TASK INSTRUCTIONS
Find each line containing the string "circle". Copy it.

::: ENTRIES

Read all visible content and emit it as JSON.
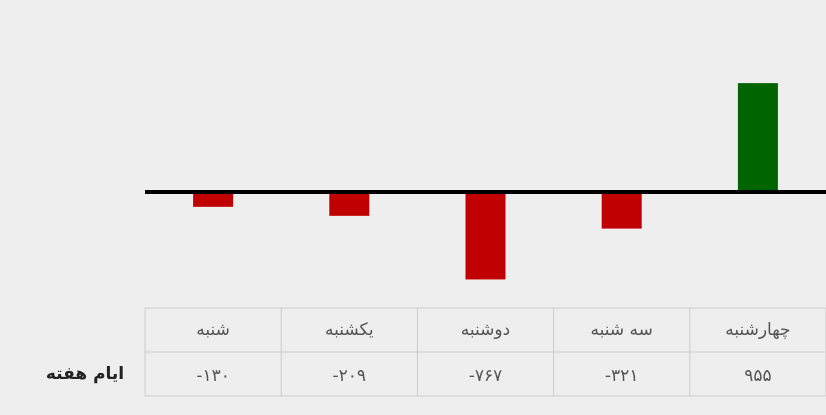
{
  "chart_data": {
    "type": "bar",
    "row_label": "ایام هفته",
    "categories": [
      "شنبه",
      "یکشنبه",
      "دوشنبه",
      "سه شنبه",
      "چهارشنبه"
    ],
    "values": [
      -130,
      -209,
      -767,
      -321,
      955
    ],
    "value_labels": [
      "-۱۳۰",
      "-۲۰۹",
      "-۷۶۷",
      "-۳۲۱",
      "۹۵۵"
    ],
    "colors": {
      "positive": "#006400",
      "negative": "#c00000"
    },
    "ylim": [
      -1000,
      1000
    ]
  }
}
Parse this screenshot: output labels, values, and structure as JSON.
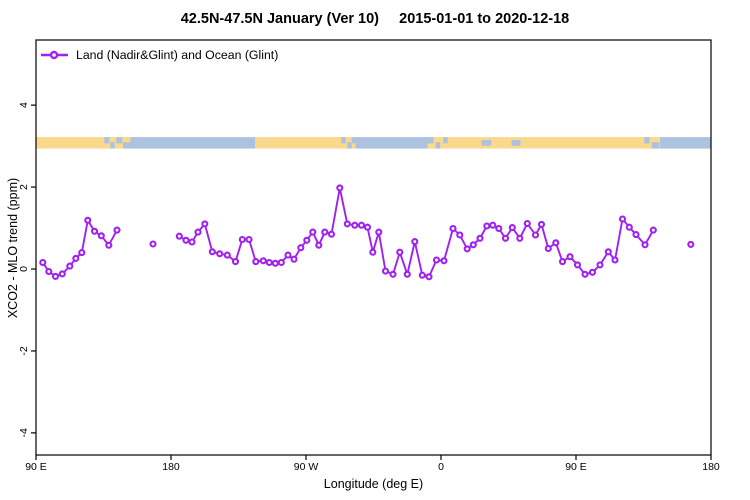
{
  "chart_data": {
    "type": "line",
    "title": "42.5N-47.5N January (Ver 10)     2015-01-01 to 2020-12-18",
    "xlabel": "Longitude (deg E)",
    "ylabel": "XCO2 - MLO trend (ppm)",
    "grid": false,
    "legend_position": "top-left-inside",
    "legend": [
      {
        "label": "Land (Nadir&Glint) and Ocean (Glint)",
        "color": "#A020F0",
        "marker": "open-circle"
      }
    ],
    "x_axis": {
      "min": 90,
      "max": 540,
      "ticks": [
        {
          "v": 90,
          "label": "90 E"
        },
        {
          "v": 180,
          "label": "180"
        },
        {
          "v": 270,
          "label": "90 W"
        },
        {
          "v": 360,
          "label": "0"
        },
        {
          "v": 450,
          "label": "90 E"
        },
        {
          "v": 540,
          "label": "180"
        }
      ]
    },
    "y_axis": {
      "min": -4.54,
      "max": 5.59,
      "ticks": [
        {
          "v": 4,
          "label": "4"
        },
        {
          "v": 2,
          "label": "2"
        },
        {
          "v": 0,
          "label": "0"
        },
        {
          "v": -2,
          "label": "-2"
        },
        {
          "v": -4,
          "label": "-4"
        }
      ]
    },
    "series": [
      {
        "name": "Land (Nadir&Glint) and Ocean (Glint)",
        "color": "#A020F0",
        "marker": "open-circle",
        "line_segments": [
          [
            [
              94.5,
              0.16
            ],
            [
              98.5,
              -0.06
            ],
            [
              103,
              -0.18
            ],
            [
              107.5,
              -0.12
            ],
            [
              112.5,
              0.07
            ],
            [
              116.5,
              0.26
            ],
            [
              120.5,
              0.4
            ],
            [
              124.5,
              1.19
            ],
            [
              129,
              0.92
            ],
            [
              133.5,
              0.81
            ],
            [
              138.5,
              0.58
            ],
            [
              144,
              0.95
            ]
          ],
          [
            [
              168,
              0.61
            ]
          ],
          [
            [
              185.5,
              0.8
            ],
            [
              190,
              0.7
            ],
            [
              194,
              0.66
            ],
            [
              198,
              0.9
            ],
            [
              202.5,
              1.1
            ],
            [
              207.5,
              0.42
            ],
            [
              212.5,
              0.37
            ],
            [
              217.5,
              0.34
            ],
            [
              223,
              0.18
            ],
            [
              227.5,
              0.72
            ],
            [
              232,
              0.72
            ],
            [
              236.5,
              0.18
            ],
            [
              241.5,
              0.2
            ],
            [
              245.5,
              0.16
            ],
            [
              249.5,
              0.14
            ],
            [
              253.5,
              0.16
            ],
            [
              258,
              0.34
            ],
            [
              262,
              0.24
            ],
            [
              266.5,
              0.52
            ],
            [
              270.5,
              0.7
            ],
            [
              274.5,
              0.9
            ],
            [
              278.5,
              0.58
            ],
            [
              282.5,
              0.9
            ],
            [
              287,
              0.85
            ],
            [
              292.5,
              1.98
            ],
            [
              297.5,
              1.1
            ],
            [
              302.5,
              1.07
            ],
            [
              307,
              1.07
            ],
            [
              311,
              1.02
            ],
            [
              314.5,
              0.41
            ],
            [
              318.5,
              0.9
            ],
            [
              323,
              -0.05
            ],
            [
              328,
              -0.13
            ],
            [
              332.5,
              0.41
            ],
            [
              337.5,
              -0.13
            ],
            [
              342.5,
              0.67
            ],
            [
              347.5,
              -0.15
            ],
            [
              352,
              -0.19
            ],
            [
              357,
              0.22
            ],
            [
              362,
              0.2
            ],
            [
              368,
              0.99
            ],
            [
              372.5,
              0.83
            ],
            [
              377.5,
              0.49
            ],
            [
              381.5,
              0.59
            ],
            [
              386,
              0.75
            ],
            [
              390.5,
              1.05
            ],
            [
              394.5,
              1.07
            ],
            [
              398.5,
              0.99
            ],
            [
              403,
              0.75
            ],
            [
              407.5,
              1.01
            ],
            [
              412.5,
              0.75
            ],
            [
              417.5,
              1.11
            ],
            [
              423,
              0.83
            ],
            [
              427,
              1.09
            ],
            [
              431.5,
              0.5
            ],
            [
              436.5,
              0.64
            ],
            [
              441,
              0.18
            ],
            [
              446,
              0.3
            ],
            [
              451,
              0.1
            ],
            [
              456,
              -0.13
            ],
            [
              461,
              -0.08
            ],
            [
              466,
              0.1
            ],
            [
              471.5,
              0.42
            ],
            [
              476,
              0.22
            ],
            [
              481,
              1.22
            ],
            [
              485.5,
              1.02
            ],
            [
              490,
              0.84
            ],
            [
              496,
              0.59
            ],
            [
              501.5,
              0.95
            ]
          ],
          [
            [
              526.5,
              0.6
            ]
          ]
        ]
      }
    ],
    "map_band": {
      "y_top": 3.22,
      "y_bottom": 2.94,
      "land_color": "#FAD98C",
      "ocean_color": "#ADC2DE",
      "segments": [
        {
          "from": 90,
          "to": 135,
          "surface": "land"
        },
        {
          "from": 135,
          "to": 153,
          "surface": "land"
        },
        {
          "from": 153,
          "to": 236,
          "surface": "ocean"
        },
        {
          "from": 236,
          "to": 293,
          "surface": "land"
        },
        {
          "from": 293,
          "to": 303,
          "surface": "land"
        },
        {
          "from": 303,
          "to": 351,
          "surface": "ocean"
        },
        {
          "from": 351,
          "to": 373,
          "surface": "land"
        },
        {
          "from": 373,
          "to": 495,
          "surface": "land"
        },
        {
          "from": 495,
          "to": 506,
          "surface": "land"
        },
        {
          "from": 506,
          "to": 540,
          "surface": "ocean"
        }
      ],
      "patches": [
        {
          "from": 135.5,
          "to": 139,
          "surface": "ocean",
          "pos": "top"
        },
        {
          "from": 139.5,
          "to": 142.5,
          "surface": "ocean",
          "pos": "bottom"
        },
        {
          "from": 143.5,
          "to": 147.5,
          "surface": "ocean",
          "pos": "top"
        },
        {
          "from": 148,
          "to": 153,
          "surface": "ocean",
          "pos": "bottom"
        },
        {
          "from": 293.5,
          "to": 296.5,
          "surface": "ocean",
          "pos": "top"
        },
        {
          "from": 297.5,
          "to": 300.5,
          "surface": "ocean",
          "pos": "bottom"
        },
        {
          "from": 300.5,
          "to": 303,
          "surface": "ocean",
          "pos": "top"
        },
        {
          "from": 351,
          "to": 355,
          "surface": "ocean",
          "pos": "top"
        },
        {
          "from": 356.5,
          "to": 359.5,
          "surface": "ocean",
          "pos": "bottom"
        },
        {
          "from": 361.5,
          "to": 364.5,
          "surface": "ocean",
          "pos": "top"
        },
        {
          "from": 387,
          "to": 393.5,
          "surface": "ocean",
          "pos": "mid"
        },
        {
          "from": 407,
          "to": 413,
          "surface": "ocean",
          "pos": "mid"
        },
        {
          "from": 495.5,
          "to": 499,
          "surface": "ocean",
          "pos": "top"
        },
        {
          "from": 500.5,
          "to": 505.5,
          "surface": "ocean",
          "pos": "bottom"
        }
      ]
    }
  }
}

::::::

OUTPUT FOR THIS EXERCISE
        "marker": "open-circle"
        "marker": "open-circle",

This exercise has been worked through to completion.